Records from a collection
╭──

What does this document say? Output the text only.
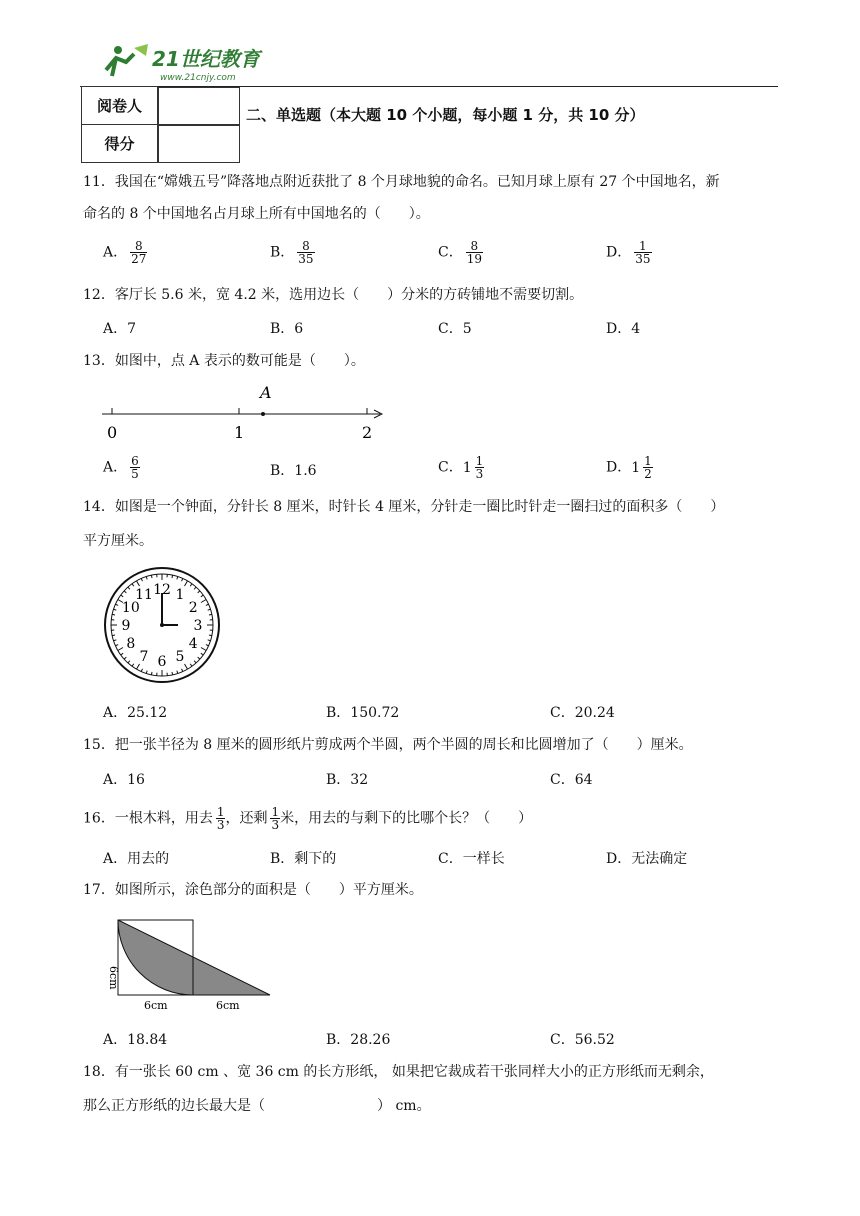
21世纪教育
www.21cnjy.com
阅卷人	
得分	
二、单选题（本大题 10 个小题，每小题 1 分，共 10 分）
11．我国在“嫦娥五号”降落地点附近获批了 8 个月球地貌的命名。已知月球上原有 27 个中国地名，新
命名的 8 个中国地名占月球上所有中国地名的（　　）。
A． $\frac{8}{27}$	B． $\frac{8}{35}$	C． $\frac{8}{19}$	D． $\frac{1}{35}$
12．客厅长 5.6 米，宽 4.2 米，选用边长（　　）分米的方砖铺地不需要切割。
A．7	B．6	C．5	D．4
13．如图中，点 A 表示的数可能是（　　）。
A
0	1	2
A． $\frac{6}{5}$	B．1.6	C．$1 \frac{1}{3}$	D．$1 \frac{1}{2}$
14．如图是一个钟面，分针长 8 厘米，时针长 4 厘米，分针走一圈比时针走一圈扫过的面积多（　　）
平方厘米。
12 1
2
3
4
5
6
7
8
9
10
11
A．25.12	B．150.72	C．20.24
15．把一张半径为 8 厘米的圆形纸片剪成两个半圆，两个半圆的周长和比圆增加了（　　）厘米。
A．16	B．32	C．64
16．一根木料，用去 $\frac{1}{3}$ ，还剩 $\frac{1}{3}$ 米，用去的与剩下的比哪个长？（　　）
A．用去的	B．剩下的	C．一样长	D．无法确定
17．如图所示，涂色部分的面积是（　　）平方厘米。
6cm
6cm	6cm
A．18.84	B．28.26	C．56.52
18．有一张长 60 cm 、宽 36 cm 的长方形纸， 如果把它裁成若干张同样大小的正方形纸而无剩余，
那么正方形纸的边长最大是（　　　　　　　　） cm。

╰──

_EXERCISE:_
Leave out the pictures and restate everything else word for word.

_WRITTEN RESPONSE:_
What does this document say? Output the text only.
21世纪教育
www.21cnjy.com
阅卷人	
得分	
二、单选题（本大题 10 个小题，每小题 1 分，共 10 分）
11．我国在“嫦娥五号”降落地点附近获批了 8 个月球地貌的命名。已知月球上原有 27 个中国地名，新
命名的 8 个中国地名占月球上所有中国地名的（　　）。
A． $\frac{8}{27}$	B． $\frac{8}{35}$	C． $\frac{8}{19}$	D． $\frac{1}{35}$
12．客厅长 5.6 米，宽 4.2 米，选用边长（　　）分米的方砖铺地不需要切割。
A．7	B．6	C．5	D．4
13．如图中，点 A 表示的数可能是（　　）。
A
0	1	2
A． $\frac{6}{5}$	B．1.6	C．$1 \frac{1}{3}$	D．$1 \frac{1}{2}$
14．如图是一个钟面，分针长 8 厘米，时针长 4 厘米，分针走一圈比时针走一圈扫过的面积多（　　）
平方厘米。
12 1
2
3
4
5
6
7
8
9
10
11
A．25.12	B．150.72	C．20.24
15．把一张半径为 8 厘米的圆形纸片剪成两个半圆，两个半圆的周长和比圆增加了（　　）厘米。
A．16	B．32	C．64
16．一根木料，用去 $\frac{1}{3}$ ，还剩 $\frac{1}{3}$ 米，用去的与剩下的比哪个长？（　　）
A．用去的	B．剩下的	C．一样长	D．无法确定
17．如图所示，涂色部分的面积是（　　）平方厘米。
6cm
6cm	6cm
A．18.84	B．28.26	C．56.52
18．有一张长 60 cm 、宽 36 cm 的长方形纸， 如果把它裁成若干张同样大小的正方形纸而无剩余，
那么正方形纸的边长最大是（　　　　　　　　） cm。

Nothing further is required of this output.